SELECTED TEXT:
>> start
Saturday, June 24, 2023

Oppressing the poor THE big issue in trib

"The course of a nation is determined by the amount of sound doctrine resident in the hearts and minds of the populace, but the leaders are always going to try to corrupt that.

"They're doing it here in Amos and what happens is 'the people like it so,' as Jeremiah says. So the whole nation gets its heart eaten out," explains Richard Jordan.

"The 'oppressing the poor' thing winds up being the big issue in the tribulation. In Micah 3 he's going to talk to the leaders of the nation:

[1] And I said, Hear, I pray you, O heads of Jacob, and ye princes of the house of Israel; Is it not for you to know judgment?
[2] Who hate the good, and love the evil; who pluck off their skin from off them, and their flesh from off their bones;

"This is the condition of the leaders of Israel. They're swallowing them up; they're just taking everything from them and they'd take their skin off of them if they could.

"They will literally eat people in the tribulation but it doesn't have to get that far; you know, you take the clothes of their back kind of a thing.

Verse 3: [3] Who also eat the flesh of my people, and flay their skin from off them; and they break their bones, and chop them in pieces, as for the pot, and as flesh within the caldron.

"Notice, because Israel is doing these things, God isn't going to listen and answer them; they're going to cry and He's not going to answer. He's going to be silent.

"Amos 8 says they're going to go all over the land looking for the Word of God and won't be able to find it. God's not going to talk to them.

Verse 5: [5] Thus saith the LORD concerning the prophets that make my people err, that bite with their teeth, and cry, Peace; and he that putteth not into their mouths, they even prepare war against him.
>> end
SET TASK: Please copy everything in the passage on oppressing the poor from "Verse 3: [3]" down to "war against him.".

[Stored entries]
>> start
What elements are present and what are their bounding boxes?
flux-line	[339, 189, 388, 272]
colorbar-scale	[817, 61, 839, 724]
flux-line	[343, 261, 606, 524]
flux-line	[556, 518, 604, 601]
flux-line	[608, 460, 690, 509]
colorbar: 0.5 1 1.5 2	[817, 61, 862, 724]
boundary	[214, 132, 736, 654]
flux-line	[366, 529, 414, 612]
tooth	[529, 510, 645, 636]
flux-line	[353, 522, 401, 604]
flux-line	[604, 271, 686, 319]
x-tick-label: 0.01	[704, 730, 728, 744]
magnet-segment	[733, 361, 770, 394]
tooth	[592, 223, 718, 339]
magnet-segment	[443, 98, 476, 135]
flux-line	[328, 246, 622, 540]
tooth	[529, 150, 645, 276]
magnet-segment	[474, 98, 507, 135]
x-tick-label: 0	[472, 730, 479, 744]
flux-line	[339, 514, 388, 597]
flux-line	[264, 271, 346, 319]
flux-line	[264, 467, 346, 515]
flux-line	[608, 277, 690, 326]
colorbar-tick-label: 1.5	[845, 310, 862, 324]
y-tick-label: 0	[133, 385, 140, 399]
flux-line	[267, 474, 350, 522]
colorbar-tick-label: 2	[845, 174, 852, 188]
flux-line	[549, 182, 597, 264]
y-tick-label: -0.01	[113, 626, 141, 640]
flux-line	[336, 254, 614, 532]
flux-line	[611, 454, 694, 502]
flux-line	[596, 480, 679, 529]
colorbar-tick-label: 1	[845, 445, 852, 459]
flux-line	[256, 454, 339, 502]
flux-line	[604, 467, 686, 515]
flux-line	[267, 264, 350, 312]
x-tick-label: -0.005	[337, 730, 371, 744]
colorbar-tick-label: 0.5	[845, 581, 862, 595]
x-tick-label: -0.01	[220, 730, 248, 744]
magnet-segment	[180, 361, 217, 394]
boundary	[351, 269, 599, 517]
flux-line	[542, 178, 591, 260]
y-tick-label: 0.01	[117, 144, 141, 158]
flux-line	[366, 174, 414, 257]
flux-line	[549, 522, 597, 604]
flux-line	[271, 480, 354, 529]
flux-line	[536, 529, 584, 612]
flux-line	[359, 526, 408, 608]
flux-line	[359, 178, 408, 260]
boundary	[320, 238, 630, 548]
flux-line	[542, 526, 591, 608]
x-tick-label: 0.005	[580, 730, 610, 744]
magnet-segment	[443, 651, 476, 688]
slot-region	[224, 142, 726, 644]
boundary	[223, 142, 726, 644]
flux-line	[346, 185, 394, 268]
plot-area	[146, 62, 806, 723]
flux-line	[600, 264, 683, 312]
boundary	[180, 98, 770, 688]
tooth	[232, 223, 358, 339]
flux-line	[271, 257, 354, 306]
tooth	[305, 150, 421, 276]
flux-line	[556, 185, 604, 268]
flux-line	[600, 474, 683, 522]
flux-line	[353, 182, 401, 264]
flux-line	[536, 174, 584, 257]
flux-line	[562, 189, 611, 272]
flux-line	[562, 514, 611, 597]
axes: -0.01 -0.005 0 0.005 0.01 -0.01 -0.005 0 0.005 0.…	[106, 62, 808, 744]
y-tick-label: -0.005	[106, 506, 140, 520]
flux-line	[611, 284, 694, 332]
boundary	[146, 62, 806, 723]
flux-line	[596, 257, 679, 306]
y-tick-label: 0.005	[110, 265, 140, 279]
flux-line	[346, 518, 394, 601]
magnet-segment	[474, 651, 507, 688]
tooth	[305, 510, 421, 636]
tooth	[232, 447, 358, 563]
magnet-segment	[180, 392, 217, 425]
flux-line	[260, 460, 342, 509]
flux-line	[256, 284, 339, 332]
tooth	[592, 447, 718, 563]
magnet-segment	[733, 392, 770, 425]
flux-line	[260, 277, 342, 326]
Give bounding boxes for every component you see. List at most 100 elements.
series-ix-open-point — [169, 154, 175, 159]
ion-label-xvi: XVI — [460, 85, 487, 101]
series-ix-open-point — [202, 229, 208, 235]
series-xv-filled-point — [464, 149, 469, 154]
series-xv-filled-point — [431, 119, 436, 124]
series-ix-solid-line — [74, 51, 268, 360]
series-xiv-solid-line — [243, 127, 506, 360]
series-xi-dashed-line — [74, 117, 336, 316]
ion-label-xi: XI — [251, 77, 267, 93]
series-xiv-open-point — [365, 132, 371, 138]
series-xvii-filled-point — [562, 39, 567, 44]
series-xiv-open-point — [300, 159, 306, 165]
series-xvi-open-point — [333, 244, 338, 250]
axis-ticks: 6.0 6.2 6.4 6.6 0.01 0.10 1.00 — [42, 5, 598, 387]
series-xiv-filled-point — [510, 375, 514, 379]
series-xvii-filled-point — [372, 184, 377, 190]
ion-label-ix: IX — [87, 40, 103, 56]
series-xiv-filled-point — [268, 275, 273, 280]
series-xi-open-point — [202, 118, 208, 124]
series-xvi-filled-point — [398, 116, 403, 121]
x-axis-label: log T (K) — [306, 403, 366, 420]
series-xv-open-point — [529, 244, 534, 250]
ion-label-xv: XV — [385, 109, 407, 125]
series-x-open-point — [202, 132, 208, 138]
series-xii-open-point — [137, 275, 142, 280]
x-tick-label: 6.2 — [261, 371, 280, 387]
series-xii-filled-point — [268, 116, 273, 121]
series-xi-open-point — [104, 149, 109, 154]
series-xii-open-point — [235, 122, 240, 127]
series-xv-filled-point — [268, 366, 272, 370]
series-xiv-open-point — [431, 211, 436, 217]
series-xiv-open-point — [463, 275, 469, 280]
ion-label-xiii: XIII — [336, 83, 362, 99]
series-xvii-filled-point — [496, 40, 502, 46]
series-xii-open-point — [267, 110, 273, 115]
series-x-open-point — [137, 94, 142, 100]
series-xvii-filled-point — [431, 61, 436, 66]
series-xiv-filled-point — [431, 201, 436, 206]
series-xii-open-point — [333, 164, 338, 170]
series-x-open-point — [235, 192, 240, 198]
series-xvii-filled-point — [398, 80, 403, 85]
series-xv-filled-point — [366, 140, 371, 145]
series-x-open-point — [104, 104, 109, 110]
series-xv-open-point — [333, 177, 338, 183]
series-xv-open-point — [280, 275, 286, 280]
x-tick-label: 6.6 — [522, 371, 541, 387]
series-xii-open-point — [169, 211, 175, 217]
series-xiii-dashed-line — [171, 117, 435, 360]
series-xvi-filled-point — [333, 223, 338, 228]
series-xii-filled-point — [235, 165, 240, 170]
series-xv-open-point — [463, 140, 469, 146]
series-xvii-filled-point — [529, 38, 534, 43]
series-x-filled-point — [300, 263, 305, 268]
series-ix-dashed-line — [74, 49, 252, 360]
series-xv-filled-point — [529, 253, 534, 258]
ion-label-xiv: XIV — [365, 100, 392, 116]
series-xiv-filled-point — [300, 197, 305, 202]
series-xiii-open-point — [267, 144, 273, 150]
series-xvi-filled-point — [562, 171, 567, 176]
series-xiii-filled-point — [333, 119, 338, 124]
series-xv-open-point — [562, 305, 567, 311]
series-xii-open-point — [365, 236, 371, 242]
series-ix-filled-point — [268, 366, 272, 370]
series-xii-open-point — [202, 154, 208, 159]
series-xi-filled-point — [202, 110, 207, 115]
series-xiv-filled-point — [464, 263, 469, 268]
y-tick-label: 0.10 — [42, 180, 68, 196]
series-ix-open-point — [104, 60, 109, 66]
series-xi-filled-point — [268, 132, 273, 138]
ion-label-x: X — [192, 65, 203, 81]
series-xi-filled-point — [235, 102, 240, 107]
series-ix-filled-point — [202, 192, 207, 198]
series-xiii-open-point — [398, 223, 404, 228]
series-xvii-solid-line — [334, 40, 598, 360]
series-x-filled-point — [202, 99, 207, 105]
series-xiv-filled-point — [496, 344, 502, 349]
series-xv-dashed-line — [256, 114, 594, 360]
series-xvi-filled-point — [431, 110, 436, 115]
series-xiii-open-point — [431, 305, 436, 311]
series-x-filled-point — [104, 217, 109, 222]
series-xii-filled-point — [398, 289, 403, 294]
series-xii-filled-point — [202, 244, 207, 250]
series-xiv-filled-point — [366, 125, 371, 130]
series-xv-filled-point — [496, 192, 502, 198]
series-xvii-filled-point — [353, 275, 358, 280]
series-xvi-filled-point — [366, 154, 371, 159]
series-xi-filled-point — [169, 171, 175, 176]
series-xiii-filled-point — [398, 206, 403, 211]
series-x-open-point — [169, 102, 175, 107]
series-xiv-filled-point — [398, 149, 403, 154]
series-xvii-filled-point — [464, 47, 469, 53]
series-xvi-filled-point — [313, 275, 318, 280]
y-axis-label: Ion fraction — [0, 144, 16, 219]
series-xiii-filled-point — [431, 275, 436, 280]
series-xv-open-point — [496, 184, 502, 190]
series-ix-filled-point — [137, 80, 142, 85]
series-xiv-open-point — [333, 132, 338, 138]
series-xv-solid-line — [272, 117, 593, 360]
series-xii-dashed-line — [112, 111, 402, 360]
>> end
ANSWER IN FULL:
Verse 3: [3] Who also eat the flesh of my people, and flay their skin from off them; and they break their bones, and chop them in pieces, as for the pot, and as flesh within the caldron.

"Notice, because Israel is doing these things, God isn't going to listen and answer them; they're going to cry and He's not going to answer. He's going to be silent.

"Amos 8 says they're going to go all over the land looking for the Word of God and won't be able to find it. God's not going to talk to them.

Verse 5: [5] Thus saith the LORD concerning the prophets that make my people err, that bite with their teeth, and cry, Peace; and he that putteth not into their mouths, they even prepare war against him.